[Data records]

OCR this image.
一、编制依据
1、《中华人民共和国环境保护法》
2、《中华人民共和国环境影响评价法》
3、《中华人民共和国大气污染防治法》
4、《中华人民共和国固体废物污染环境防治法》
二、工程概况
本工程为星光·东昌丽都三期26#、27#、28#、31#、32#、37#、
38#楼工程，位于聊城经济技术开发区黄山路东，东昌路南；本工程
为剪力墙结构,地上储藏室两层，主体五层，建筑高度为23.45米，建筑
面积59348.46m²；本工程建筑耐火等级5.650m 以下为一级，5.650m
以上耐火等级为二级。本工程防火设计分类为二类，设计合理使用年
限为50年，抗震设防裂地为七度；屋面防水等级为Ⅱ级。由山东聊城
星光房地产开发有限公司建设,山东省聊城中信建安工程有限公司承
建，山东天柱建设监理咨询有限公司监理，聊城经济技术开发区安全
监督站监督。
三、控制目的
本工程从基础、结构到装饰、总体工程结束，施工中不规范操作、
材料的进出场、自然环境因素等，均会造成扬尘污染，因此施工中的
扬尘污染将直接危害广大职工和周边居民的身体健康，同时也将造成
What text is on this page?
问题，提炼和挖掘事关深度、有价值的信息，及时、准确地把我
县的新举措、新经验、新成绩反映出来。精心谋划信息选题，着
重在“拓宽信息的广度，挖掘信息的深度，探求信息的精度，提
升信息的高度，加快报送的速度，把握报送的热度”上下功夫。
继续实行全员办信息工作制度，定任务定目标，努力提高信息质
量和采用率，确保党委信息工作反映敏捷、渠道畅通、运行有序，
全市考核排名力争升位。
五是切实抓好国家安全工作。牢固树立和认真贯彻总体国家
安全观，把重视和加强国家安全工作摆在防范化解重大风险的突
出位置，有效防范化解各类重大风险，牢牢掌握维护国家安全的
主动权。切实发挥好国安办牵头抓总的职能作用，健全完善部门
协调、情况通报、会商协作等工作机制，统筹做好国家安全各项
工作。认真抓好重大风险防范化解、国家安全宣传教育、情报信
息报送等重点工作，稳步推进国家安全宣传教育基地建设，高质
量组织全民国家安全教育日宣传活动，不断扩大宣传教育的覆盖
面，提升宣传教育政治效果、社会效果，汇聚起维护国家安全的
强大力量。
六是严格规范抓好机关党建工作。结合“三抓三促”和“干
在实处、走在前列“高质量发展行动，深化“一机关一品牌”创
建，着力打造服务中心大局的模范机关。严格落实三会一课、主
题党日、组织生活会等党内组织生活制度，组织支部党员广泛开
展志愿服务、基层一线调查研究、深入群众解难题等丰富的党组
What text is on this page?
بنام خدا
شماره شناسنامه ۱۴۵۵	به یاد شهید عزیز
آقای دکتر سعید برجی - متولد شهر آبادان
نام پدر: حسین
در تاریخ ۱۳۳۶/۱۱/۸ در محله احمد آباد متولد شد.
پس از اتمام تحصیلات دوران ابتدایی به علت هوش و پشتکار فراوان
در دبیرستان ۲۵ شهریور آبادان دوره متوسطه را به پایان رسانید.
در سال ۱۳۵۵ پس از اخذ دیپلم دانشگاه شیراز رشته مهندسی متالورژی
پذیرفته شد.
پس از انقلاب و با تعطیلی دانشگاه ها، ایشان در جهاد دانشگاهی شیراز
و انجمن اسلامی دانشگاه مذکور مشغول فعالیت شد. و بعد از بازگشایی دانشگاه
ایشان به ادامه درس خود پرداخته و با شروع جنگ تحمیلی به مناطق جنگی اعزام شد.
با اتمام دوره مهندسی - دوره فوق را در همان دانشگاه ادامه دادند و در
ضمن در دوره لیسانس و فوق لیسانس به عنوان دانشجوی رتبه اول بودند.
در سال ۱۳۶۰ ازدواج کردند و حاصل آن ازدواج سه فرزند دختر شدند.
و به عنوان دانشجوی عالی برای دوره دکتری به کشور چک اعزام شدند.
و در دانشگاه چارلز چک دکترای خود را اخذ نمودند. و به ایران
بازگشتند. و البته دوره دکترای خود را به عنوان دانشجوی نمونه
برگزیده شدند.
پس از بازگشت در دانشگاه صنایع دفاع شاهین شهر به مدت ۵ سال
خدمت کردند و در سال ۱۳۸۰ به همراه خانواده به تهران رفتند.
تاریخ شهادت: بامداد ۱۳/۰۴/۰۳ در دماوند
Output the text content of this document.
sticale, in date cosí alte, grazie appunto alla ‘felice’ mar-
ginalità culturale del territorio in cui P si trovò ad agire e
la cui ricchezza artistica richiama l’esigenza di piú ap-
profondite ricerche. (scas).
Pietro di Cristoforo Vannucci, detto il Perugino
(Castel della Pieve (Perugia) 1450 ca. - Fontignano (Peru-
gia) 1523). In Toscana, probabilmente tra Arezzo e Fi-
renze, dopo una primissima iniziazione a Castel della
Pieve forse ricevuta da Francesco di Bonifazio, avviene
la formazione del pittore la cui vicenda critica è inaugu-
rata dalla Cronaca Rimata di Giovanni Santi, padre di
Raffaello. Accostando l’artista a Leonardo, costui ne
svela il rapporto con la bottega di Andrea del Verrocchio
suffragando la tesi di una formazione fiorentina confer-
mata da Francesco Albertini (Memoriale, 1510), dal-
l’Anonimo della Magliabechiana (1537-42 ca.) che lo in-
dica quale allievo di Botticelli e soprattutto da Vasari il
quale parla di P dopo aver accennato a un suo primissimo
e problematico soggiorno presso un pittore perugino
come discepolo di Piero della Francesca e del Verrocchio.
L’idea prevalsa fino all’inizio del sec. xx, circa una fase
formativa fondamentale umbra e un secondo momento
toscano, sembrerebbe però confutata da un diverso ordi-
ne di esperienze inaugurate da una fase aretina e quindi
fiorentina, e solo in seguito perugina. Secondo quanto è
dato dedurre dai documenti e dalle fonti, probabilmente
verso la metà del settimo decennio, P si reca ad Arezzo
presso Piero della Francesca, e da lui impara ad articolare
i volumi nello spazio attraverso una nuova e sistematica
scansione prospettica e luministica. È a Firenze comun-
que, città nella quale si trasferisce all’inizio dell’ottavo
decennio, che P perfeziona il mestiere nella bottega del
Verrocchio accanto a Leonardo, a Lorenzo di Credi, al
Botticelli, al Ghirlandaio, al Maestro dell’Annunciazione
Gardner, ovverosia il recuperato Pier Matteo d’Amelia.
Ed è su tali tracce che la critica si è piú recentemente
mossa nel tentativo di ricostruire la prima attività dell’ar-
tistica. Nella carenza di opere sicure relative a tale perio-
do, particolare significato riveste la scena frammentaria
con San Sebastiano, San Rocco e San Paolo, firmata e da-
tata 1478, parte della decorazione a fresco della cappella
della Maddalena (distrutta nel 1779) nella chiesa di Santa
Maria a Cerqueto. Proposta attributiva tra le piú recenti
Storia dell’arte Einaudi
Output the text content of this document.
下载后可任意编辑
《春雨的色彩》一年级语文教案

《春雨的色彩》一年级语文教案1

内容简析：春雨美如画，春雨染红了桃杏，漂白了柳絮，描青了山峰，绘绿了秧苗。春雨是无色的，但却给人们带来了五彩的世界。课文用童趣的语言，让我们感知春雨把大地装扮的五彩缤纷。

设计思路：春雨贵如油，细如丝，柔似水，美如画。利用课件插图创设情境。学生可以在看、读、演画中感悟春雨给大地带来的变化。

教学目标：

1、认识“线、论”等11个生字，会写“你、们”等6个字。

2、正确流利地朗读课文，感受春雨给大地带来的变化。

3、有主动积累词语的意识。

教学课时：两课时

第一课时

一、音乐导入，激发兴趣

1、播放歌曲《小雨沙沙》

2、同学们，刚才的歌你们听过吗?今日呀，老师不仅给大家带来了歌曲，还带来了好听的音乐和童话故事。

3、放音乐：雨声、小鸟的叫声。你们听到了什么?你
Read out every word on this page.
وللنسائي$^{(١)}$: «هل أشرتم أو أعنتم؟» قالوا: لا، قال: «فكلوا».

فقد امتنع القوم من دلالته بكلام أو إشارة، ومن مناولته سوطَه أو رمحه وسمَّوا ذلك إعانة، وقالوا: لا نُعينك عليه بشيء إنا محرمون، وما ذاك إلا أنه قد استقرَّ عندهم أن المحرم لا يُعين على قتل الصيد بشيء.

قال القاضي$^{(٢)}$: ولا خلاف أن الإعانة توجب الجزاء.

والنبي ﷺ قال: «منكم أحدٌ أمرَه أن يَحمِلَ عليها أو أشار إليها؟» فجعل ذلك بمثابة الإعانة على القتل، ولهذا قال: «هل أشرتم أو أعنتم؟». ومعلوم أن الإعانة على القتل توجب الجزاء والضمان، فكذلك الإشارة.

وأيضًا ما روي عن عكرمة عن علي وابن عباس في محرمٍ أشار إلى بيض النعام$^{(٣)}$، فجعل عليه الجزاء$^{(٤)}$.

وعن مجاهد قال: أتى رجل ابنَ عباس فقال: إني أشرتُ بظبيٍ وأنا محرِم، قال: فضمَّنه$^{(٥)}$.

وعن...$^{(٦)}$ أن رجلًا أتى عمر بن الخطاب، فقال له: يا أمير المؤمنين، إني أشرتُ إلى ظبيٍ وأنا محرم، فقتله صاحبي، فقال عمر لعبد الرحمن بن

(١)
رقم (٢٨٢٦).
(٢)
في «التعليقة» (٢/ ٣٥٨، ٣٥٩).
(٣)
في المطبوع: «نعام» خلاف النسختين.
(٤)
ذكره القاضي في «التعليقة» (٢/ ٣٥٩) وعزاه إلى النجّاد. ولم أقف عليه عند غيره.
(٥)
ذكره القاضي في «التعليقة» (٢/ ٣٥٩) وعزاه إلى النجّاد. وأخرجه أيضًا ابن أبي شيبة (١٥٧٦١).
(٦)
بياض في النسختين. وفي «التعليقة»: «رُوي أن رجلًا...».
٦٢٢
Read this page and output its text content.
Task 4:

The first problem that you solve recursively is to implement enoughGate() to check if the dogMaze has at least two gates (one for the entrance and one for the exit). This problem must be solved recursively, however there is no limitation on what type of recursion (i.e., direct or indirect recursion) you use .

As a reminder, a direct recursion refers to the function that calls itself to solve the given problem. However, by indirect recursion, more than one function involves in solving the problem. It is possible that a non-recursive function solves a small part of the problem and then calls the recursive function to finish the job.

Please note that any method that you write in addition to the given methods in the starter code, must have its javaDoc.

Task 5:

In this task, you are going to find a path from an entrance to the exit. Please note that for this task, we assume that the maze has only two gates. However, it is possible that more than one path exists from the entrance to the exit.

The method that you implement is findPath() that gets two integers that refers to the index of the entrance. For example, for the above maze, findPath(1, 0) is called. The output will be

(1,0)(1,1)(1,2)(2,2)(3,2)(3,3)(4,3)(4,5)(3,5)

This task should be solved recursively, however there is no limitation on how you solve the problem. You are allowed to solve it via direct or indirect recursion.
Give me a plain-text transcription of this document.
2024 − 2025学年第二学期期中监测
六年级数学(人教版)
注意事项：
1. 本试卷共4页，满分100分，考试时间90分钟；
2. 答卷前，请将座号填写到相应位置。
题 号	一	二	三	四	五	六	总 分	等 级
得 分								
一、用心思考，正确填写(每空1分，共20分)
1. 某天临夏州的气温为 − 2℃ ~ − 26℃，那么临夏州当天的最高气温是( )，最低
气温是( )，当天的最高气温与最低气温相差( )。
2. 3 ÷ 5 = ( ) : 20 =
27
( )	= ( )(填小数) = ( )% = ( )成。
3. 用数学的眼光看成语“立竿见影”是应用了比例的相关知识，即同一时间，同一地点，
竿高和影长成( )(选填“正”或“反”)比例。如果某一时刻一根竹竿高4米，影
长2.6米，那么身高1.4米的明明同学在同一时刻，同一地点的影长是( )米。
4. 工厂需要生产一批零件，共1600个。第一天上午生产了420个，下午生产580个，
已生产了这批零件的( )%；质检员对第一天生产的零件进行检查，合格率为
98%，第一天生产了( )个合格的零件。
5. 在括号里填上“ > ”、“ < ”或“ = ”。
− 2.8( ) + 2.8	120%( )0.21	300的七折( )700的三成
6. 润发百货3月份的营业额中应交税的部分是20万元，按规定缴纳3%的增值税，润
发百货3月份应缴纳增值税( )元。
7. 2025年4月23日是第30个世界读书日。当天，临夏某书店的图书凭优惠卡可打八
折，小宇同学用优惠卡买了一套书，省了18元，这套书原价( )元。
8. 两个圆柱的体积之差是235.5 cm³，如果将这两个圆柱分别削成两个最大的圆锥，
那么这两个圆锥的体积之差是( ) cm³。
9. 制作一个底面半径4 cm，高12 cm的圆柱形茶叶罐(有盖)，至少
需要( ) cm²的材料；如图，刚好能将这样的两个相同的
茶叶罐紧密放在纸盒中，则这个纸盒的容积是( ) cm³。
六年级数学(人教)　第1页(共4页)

• THE TASK
Your task is to list each line of the records with the word "given".

• RIGHT ANSWER
As a reminder, a direct recursion refers to the function that calls itself to solve the given problem. However, by indirect recursion, more than one function involves in solving the problem. It is possible that a non-recursive function solves a small part of the problem and then calls the recursive function to finish the job.
Please note that any method that you write in addition to the given methods in the starter code, must have its javaDoc.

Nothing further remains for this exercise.